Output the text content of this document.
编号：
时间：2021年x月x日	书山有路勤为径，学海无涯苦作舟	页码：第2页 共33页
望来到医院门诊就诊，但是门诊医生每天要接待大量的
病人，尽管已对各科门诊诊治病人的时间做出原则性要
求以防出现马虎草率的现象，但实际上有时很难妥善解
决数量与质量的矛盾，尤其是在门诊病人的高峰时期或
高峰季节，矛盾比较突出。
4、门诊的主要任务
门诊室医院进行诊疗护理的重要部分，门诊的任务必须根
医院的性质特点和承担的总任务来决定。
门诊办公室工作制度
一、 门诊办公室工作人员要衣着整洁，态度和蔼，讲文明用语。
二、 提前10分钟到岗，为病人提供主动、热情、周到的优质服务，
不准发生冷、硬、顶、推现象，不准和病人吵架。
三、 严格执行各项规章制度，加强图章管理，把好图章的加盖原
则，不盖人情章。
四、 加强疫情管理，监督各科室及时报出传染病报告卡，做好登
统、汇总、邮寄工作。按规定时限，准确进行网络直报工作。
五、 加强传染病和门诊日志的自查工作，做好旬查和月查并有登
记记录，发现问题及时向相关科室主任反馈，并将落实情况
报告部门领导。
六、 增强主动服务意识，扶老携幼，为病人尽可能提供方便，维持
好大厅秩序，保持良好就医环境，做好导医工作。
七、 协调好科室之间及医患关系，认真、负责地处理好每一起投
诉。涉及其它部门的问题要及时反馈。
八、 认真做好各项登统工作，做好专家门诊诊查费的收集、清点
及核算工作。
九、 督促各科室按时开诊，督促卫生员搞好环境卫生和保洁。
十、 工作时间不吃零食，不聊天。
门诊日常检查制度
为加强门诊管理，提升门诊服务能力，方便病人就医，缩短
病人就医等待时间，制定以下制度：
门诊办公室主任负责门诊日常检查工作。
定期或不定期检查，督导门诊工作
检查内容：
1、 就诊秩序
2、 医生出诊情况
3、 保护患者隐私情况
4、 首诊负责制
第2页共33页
++++++++++
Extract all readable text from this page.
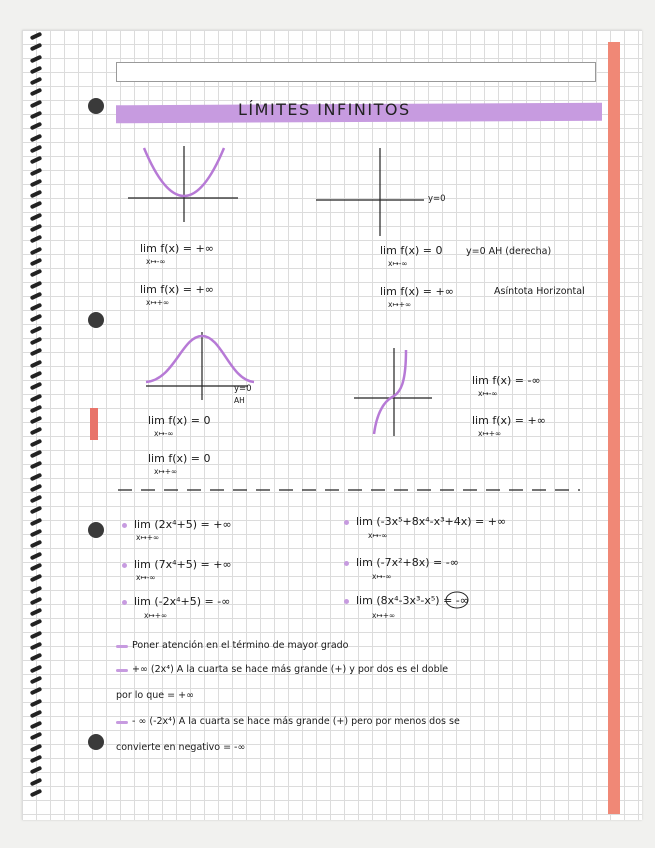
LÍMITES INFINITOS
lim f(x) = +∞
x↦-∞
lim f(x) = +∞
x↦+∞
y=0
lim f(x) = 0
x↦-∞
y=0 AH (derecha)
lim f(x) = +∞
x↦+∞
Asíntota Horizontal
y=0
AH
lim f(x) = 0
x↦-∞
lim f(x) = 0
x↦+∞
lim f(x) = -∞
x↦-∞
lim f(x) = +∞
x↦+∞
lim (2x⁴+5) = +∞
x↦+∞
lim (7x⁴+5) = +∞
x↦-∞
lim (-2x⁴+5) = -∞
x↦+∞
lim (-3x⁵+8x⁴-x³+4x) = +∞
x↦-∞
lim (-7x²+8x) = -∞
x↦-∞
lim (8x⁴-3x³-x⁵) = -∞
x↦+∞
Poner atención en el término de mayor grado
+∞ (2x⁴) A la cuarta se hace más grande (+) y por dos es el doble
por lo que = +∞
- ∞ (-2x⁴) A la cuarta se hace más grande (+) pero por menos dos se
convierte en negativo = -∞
++++++++++
◆ **THE TASK**:
In the records above, locate each line with the word "text". Copy all such lines.

◆ **SOLUTION TO THE PROBLEM**:
Output the text content of this document.
Extract all readable text from this page.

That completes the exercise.